> **Work to complete**: The data must be written out once more, precisely as given.
- - -
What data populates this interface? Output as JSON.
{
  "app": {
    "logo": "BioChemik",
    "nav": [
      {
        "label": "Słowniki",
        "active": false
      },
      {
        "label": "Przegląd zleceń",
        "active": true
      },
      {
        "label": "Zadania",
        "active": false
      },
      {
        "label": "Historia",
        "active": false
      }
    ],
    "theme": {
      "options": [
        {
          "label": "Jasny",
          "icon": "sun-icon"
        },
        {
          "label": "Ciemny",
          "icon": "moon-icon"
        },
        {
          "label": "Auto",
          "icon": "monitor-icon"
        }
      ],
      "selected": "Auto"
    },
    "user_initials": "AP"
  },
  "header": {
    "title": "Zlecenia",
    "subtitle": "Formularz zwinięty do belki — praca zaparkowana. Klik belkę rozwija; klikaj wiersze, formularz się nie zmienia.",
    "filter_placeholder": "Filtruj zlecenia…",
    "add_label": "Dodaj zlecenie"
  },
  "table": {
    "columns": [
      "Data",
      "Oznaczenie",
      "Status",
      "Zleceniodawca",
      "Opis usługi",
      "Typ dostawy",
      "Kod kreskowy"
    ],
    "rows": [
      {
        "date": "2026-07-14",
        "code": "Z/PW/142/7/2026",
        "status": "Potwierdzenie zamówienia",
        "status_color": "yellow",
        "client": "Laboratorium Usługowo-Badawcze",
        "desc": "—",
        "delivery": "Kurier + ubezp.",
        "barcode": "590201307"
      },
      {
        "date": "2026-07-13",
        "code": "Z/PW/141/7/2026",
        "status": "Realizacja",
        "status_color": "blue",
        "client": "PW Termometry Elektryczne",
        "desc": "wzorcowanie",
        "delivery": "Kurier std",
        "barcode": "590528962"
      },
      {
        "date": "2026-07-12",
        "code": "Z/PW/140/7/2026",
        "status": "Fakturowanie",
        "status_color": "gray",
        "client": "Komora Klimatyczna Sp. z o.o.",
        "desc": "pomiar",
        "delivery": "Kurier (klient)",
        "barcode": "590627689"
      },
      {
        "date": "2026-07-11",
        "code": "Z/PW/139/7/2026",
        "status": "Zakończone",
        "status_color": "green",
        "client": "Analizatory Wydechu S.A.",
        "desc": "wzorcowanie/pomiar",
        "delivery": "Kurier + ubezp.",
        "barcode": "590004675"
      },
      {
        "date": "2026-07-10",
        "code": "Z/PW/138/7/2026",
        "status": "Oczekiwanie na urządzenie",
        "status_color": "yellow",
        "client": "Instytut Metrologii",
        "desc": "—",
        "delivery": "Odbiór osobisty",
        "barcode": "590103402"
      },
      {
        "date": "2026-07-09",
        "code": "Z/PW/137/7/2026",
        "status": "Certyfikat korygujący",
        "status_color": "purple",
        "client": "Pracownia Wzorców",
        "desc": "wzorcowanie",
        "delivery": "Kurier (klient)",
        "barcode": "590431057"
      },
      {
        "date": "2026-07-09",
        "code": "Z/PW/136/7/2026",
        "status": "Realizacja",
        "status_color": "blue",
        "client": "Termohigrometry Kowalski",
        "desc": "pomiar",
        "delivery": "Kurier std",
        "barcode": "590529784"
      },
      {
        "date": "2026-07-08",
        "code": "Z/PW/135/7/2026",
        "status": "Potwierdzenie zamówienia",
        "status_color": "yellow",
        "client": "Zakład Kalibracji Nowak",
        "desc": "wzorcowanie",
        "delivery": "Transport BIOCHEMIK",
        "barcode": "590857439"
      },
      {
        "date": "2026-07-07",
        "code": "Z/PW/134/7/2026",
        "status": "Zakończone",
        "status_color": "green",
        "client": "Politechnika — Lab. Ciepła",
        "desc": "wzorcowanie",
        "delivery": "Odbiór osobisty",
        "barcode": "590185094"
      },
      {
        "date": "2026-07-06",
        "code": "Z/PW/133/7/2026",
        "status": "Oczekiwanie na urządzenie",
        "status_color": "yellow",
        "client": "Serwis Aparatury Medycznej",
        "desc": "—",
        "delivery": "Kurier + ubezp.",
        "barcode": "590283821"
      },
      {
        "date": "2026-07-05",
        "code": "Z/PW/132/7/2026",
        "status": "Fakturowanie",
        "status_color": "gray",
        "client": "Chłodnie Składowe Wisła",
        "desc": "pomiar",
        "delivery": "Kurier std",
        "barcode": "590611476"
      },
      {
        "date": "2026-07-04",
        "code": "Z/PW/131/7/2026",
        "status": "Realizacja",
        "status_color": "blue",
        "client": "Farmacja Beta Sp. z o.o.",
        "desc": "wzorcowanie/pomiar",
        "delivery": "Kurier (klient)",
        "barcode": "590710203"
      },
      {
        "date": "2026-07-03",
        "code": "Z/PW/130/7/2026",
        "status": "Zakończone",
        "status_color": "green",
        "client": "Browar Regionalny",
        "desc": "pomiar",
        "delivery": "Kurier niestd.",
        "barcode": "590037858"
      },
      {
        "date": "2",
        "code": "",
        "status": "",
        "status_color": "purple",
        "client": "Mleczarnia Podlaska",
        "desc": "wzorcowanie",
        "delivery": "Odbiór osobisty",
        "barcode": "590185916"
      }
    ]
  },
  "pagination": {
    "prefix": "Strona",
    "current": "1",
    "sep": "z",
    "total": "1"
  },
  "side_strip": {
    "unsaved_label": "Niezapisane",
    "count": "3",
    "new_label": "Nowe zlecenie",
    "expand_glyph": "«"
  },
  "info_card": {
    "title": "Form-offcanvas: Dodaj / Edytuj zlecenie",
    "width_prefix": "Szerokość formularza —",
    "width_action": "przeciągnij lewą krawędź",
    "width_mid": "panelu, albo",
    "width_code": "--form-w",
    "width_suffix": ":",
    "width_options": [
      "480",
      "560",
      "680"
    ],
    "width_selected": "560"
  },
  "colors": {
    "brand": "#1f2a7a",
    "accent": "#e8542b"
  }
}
- - -
> **Exercise output**:
What data populates this interface? Output as JSON.
{
  "app": {
    "logo": "BioChemik",
    "nav": [
      {
        "label": "Słowniki",
        "active": false
      },
      {
        "label": "Przegląd zleceń",
        "active": true
      },
      {
        "label": "Zadania",
        "active": false
      },
      {
        "label": "Historia",
        "active": false
      }
    ],
    "theme": {
      "options": [
        {
          "label": "Jasny",
          "icon": "sun-icon"
        },
        {
          "label": "Ciemny",
          "icon": "moon-icon"
        },
        {
          "label": "Auto",
          "icon": "monitor-icon"
        }
      ],
      "selected": "Auto"
    },
    "user_initials": "AP"
  },
  "header": {
    "title": "Zlecenia",
    "subtitle": "Formularz zwinięty do belki — praca zaparkowana. Klik belkę rozwija; klikaj wiersze, formularz się nie zmienia.",
    "filter_placeholder": "Filtruj zlecenia…",
    "add_label": "Dodaj zlecenie"
  },
  "table": {
    "columns": [
      "Data",
      "Oznaczenie",
      "Status",
      "Zleceniodawca",
      "Opis usługi",
      "Typ dostawy",
      "Kod kreskowy"
    ],
    "rows": [
      {
        "date": "2026-07-14",
        "code": "Z/PW/142/7/2026",
        "status": "Potwierdzenie zamówienia",
        "status_color": "yellow",
        "client": "Laboratorium Usługowo-Badawcze",
        "desc": "—",
        "delivery": "Kurier + ubezp.",
        "barcode": "590201307"
      },
      {
        "date": "2026-07-13",
        "code": "Z/PW/141/7/2026",
        "status": "Realizacja",
        "status_color": "blue",
        "client": "PW Termometry Elektryczne",
        "desc": "wzorcowanie",
        "delivery": "Kurier std",
        "barcode": "590528962"
      },
      {
        "date": "2026-07-12",
        "code": "Z/PW/140/7/2026",
        "status": "Fakturowanie",
        "status_color": "gray",
        "client": "Komora Klimatyczna Sp. z o.o.",
        "desc": "pomiar",
        "delivery": "Kurier (klient)",
        "barcode": "590627689"
      },
      {
        "date": "2026-07-11",
        "code": "Z/PW/139/7/2026",
        "status": "Zakończone",
        "status_color": "green",
        "client": "Analizatory Wydechu S.A.",
        "desc": "wzorcowanie/pomiar",
        "delivery": "Kurier + ubezp.",
        "barcode": "590004675"
      },
      {
        "date": "2026-07-10",
        "code": "Z/PW/138/7/2026",
        "status": "Oczekiwanie na urządzenie",
        "status_color": "yellow",
        "client": "Instytut Metrologii",
        "desc": "—",
        "delivery": "Odbiór osobisty",
        "barcode": "590103402"
      },
      {
        "date": "2026-07-09",
        "code": "Z/PW/137/7/2026",
        "status": "Certyfikat korygujący",
        "status_color": "purple",
        "client": "Pracownia Wzorców",
        "desc": "wzorcowanie",
        "delivery": "Kurier (klient)",
        "barcode": "590431057"
      },
      {
        "date": "2026-07-09",
        "code": "Z/PW/136/7/2026",
        "status": "Realizacja",
        "status_color": "blue",
        "client": "Termohigrometry Kowalski",
        "desc": "pomiar",
        "delivery": "Kurier std",
        "barcode": "590529784"
      },
      {
        "date": "2026-07-08",
        "code": "Z/PW/135/7/2026",
        "status": "Potwierdzenie zamówienia",
        "status_color": "yellow",
        "client": "Zakład Kalibracji Nowak",
        "desc": "wzorcowanie",
        "delivery": "Transport BIOCHEMIK",
        "barcode": "590857439"
      },
      {
        "date": "2026-07-07",
        "code": "Z/PW/134/7/2026",
        "status": "Zakończone",
        "status_color": "green",
        "client": "Politechnika — Lab. Ciepła",
        "desc": "wzorcowanie",
        "delivery": "Odbiór osobisty",
        "barcode": "590185094"
      },
      {
        "date": "2026-07-06",
        "code": "Z/PW/133/7/2026",
        "status": "Oczekiwanie na urządzenie",
        "status_color": "yellow",
        "client": "Serwis Aparatury Medycznej",
        "desc": "—",
        "delivery": "Kurier + ubezp.",
        "barcode": "590283821"
      },
      {
        "date": "2026-07-05",
        "code": "Z/PW/132/7/2026",
        "status": "Fakturowanie",
        "status_color": "gray",
        "client": "Chłodnie Składowe Wisła",
        "desc": "pomiar",
        "delivery": "Kurier std",
        "barcode": "590611476"
      },
      {
        "date": "2026-07-04",
        "code": "Z/PW/131/7/2026",
        "status": "Realizacja",
        "status_color": "blue",
        "client": "Farmacja Beta Sp. z o.o.",
        "desc": "wzorcowanie/pomiar",
        "delivery": "Kurier (klient)",
        "barcode": "590710203"
      },
      {
        "date": "2026-07-03",
        "code": "Z/PW/130/7/2026",
        "status": "Zakończone",
        "status_color": "green",
        "client": "Browar Regionalny",
        "desc": "pomiar",
        "delivery": "Kurier niestd.",
        "barcode": "590037858"
      },
      {
        "date": "2",
        "code": "",
        "status": "",
        "status_color": "purple",
        "client": "Mleczarnia Podlaska",
        "desc": "wzorcowanie",
        "delivery": "Odbiór osobisty",
        "barcode": "590185916"
      }
    ]
  },
  "pagination": {
    "prefix": "Strona",
    "current": "1",
    "sep": "z",
    "total": "1"
  },
  "side_strip": {
    "unsaved_label": "Niezapisane",
    "count": "3",
    "new_label": "Nowe zlecenie",
    "expand_glyph": "«"
  },
  "info_card": {
    "title": "Form-offcanvas: Dodaj / Edytuj zlecenie",
    "width_prefix": "Szerokość formularza —",
    "width_action": "przeciągnij lewą krawędź",
    "width_mid": "panelu, albo",
    "width_code": "--form-w",
    "width_suffix": ":",
    "width_options": [
      "480",
      "560",
      "680"
    ],
    "width_selected": "560"
  },
  "colors": {
    "brand": "#1f2a7a",
    "accent": "#e8542b"
  }
}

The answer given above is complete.